_Directives_:
**A.** In the email reply, copy the passage starting at "Point being: the" and ending at "an online copy?", replacing "book" with "manual" wherever it occurs.
**B.** According to the email reply, what was this week's sendfile advisory about?

On Sep 12, 2013, at 3:33 PM, Jonathon Wright <[email protected]> 
wrote:

> Thanks for those insights Guy. Makes sense that they are referring to 
> security boundaries (inter-process related) only.
>  
> I didn't get the reference (witness the sendmail() security advisory earlier 
> this week). Was there a reference to this issue in the one earlier this week, 
> and / or how do I view the security advisories?

Security advisories are at http://www.freebsd.org/security/advisories.html
I believe I receive them on the lists freebsd-announce, freebsd-security, and 
bugtraq (not a FreeBSD list).
The sendfile advisory this week 
(http://www.freebsd.org/security/advisories/FreeBSD-SA-13:11.sendfile.asc) was 
about information disclosure as the result of issuing a sendfile() for a length 
greater than the length of the file. I see other information disclosure 
vulnerabilities, one in pipes 
(http://www.freebsd.org/security/advisories/FreeBSD-SA-09:09.pipe.asc and a 
prior one 
http://www.freebsd.org/security/advisories/FreeBSD-SA-05:02.sendfile.asc), one 
in firewire 
(http://www.freebsd.org/security/advisories/FreeBSD-SA-06:25.kmem.asc) and 
probably a couple of others I don't remember. 
Point being: the project takes information disclosure issues very seriously.

>  As far as the book, I am trying to find an online version that I can copy / 
> paste out the section that would talk about this.
> I did go back to the teams local rep who is simply "tracking" the item. He 
> stated that the "proof" would preferrably be an EAL cert, but verbiage in 
> that book or other "formal" documenation would be considered.
>  
> So few questions:
> Do you know where I can get the book in an online copy?

(Data entries)

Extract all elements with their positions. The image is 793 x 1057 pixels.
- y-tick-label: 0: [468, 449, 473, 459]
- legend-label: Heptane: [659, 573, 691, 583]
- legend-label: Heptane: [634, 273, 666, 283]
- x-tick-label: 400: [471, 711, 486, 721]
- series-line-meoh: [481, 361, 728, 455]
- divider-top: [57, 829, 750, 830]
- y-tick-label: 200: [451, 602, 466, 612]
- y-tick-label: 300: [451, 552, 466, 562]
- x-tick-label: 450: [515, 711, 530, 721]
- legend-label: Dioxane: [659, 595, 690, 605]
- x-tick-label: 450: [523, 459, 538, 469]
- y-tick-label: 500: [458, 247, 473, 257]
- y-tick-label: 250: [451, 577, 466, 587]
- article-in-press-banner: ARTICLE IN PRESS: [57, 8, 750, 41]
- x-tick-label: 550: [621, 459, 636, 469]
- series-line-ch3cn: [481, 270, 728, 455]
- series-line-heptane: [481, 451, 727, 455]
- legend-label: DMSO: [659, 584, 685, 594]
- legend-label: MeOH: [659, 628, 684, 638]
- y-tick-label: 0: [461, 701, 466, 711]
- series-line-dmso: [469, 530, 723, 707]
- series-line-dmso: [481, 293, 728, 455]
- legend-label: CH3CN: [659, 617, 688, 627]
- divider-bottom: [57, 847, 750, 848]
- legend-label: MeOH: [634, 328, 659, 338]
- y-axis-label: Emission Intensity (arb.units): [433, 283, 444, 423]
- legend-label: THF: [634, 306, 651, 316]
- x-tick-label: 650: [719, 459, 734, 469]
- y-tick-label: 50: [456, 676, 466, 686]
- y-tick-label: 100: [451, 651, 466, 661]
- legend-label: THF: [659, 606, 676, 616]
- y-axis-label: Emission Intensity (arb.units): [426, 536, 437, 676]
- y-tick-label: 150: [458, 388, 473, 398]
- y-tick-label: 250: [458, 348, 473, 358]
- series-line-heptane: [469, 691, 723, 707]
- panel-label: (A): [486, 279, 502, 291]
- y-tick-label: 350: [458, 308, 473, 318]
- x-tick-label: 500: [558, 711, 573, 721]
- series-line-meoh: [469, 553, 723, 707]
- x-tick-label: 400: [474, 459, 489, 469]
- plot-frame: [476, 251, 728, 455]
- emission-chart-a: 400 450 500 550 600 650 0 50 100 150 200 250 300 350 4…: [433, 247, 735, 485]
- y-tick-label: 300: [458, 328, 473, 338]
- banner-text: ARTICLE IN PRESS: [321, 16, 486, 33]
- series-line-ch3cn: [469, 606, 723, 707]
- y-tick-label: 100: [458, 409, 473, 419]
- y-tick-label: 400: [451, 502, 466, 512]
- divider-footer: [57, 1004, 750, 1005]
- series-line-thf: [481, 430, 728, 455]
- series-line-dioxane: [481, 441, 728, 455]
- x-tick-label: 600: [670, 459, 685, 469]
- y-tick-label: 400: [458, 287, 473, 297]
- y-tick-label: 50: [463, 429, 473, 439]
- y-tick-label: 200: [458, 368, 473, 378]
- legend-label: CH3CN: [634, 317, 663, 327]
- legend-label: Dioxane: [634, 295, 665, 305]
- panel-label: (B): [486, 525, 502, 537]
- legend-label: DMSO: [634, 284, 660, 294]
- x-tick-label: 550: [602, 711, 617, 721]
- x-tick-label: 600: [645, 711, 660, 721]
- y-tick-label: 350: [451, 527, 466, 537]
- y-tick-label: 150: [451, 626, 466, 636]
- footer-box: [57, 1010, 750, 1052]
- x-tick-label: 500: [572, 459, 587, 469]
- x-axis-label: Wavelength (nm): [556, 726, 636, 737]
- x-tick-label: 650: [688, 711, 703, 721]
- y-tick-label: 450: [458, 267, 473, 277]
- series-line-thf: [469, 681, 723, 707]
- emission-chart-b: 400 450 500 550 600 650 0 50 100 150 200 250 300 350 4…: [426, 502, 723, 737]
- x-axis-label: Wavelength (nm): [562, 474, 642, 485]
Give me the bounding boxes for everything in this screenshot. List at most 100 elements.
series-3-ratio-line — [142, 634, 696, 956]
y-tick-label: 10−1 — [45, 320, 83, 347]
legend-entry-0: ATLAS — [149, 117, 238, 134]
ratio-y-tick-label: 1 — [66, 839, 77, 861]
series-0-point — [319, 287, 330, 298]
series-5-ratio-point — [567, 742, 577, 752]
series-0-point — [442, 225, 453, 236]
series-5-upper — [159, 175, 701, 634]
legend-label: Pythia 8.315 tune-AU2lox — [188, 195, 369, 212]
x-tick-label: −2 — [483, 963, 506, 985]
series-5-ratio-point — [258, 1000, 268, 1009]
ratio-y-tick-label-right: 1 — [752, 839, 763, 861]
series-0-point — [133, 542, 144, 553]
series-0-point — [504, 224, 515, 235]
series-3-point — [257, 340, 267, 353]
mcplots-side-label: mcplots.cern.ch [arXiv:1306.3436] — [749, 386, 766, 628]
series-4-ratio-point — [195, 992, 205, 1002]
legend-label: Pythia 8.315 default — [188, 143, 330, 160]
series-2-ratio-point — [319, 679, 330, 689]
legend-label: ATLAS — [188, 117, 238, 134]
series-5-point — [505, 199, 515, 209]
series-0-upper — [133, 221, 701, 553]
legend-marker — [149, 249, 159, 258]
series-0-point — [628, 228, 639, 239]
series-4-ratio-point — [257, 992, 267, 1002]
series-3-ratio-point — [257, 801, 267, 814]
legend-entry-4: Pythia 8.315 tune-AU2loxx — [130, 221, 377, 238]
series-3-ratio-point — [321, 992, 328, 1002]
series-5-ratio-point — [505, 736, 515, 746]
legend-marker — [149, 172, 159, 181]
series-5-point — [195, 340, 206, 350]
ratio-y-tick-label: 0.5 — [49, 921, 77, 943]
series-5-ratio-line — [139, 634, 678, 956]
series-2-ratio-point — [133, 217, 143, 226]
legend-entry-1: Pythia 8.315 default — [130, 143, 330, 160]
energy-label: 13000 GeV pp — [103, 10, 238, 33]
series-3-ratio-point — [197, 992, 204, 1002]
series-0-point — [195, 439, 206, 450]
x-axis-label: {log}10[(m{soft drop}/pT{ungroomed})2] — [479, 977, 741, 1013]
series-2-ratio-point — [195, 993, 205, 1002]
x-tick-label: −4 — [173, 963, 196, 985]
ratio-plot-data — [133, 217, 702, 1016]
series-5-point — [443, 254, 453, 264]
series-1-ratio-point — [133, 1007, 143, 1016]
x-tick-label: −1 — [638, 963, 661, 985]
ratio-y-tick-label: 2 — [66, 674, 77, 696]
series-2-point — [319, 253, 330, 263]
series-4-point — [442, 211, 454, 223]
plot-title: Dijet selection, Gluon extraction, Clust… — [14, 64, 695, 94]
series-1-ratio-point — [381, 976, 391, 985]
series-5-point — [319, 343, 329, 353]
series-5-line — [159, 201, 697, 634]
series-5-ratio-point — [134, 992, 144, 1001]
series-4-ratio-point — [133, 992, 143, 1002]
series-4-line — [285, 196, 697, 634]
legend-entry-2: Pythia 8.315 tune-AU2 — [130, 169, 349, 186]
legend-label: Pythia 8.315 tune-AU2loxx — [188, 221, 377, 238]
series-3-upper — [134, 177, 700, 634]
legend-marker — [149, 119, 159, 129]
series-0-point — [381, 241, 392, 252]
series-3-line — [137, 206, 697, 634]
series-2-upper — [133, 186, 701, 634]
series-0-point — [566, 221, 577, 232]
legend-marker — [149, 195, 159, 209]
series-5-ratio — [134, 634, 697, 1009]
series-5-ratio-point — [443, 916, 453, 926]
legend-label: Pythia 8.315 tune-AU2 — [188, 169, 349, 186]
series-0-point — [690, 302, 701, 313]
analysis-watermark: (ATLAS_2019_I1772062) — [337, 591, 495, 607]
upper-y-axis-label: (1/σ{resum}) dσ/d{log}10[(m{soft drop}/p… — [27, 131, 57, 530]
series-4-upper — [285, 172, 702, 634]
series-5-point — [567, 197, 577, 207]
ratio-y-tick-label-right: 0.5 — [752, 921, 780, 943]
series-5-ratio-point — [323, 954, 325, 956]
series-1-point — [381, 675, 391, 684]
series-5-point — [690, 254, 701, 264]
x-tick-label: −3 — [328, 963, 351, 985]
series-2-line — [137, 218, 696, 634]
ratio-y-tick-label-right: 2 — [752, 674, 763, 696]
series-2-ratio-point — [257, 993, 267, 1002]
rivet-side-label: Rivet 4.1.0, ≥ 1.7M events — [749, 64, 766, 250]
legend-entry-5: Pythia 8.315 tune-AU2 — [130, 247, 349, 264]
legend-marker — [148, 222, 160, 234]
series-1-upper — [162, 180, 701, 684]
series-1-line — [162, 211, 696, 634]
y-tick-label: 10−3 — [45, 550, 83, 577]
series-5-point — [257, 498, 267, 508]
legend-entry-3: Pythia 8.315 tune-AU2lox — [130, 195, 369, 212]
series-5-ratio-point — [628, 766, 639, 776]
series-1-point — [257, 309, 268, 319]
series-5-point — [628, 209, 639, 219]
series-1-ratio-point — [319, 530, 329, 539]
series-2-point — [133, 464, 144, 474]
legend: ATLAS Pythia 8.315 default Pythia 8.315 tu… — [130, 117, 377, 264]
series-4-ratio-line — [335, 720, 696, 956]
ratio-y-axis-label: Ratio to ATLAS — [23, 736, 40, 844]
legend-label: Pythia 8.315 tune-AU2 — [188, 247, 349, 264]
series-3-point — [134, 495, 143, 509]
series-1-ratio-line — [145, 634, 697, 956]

_Task-by-task outputs_:
**A.**
Point being: the project takes information disclosure issues very seriously.

>  As far as the manual, I am trying to find an online version that I can copy / 
> paste out the section that would talk about this.
> I did go back to the teams local rep who is simply "tracking" the item. He 
> stated that the "proof" would preferrably be an EAL cert, but verbiage in 
> that manual or other "formal" documenation would be considered.
>  
> So few questions:
> Do you know where I can get the manual in an online copy?

**B.** Information disclosure resulting from issuing a sendfile() for a length greater than the length of the file.